- Active: 1943-1952
- Country: United States
- Branch: United States Air Force

= 86th Troop Carrier Squadron =

The 86th Troop Carrier Squadron is an inactive United States Air Force unit. Its last assignment was with the 437th Troop Carrier Group, based at Brady Air Base, Japan. It was inactivated on 10 June 1952.

== History==
Activated in May 1943 under I Troop Carrier Command and equipped with C-47 Skytrains. Trained in various parts of the eastern United States until the end of 1943. Deployed to England and assigned to IX Troop Carrier Command, Ninth Air Force.

Prepared for the invasion of Nazi-occupied Europe. During the Normandy campaign, the group released gliders over Cherbourg Naval Base and carried troops, weapons, ammunition, rations, and other supplies for the 82nd Airborne Division in Operation Neptune.

Deployed to Italy in July 1944 and participated in the Allied invasion of southern France in August 1944 dropping paratroops of the 1st Airborne Task Force.

During Operation Market Garden in September 1944, the group released gliders carrying troops and equipment for the airborne attack in the occupied Netherlands. In December 1944, the group re-supplied the 101st Airborne Division in the Bastogne area of Belgium during the Battle of the Bulge. After moving to France in February 1945, the unit released gliders in support of an American crossing of the Rhine River called Operation Varsity in March 1945.

Evacuated wounded personnel to rear-zone hospitals. After V-E Day, the group evacuated prisoners of war and displaced persons to relocation centers. Returned to the United States in August 1945, became a transport squadron for Continental Air Command until inactivation in November 1945.

Postwar the squadron was activated in the air force reserve in 1947 at Orchard Place Airport, Illinois, operating C-46 Commandos for Tactical Air Command Eighteenth Air Force. Inactivated at the start of the Korean War in 1950, its aircraft and personnel being used as fillers for active duty units, then inactivated.

### Data provided
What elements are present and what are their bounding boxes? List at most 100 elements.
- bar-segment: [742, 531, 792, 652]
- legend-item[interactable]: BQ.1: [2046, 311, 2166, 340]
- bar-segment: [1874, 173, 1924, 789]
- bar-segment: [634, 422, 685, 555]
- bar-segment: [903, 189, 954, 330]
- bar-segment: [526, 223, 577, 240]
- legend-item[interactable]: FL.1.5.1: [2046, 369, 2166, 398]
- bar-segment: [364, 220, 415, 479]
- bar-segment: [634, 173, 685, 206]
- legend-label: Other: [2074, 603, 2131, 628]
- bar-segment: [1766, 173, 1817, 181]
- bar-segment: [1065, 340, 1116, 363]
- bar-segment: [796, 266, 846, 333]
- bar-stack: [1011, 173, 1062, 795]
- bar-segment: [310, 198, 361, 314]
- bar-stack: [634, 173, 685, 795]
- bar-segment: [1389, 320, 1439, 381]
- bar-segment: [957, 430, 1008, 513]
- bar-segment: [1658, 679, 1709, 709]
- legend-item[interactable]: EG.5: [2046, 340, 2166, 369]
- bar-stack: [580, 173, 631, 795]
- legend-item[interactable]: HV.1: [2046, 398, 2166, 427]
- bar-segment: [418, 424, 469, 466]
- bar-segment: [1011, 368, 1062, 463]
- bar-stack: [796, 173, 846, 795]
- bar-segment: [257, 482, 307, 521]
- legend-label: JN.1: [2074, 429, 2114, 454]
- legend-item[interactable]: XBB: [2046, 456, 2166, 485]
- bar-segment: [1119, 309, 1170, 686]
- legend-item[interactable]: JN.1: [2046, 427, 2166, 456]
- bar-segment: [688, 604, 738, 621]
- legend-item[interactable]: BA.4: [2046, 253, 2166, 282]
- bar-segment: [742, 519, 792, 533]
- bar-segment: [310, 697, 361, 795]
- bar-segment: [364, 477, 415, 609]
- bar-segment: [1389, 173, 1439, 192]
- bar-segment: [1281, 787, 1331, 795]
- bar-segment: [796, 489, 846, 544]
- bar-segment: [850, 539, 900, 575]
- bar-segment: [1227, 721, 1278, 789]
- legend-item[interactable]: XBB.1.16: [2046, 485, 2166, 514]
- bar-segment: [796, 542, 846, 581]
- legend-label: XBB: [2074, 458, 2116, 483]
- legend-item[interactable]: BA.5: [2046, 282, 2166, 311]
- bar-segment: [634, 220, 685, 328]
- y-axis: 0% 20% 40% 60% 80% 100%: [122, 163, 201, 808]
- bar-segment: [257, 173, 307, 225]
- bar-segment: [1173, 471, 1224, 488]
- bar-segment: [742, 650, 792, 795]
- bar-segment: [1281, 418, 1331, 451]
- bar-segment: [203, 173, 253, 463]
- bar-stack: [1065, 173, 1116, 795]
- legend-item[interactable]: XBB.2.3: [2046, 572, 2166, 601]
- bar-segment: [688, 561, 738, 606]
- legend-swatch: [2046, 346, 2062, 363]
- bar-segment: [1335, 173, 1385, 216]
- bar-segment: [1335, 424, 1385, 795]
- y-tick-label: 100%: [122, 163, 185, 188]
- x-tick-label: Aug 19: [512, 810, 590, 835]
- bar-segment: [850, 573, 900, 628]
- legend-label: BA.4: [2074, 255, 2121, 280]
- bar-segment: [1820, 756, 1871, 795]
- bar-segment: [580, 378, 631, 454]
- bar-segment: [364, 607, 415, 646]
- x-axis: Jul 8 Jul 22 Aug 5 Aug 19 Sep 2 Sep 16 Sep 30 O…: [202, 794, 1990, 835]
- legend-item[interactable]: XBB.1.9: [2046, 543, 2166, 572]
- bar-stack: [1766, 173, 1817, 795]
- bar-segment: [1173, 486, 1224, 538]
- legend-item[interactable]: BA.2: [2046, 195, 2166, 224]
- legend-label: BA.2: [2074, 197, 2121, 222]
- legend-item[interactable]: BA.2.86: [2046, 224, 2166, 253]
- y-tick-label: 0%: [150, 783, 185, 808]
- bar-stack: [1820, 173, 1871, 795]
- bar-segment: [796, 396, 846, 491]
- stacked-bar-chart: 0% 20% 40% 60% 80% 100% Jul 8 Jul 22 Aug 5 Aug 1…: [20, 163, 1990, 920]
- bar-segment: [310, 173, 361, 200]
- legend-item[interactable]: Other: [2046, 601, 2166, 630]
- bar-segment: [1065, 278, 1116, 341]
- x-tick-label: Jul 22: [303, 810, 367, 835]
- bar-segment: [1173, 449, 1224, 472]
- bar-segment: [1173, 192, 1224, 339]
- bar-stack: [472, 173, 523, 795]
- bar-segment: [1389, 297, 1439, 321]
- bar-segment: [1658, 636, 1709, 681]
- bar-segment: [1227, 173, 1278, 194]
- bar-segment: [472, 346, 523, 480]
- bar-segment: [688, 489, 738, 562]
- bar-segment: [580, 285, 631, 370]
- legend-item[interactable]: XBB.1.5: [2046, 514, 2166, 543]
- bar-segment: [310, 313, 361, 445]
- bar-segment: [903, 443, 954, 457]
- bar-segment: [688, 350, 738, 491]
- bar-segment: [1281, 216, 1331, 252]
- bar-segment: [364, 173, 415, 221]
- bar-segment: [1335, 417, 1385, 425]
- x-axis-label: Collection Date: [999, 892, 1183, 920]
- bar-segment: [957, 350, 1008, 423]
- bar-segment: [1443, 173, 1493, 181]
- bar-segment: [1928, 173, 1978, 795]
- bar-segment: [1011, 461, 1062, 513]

### Task description
Write out the part of the squadron history that opens with the words containing "Deployed to Italy" and closes with "Airborne Task Force.", replacing "paratroops" with "parachute troops". The rows are separate material, apart from the squadron history.

### Written answer
Deployed to Italy in July 1944 and participated in the Allied invasion of southern France in August 1944 dropping parachute troops of the 1st Airborne Task Force.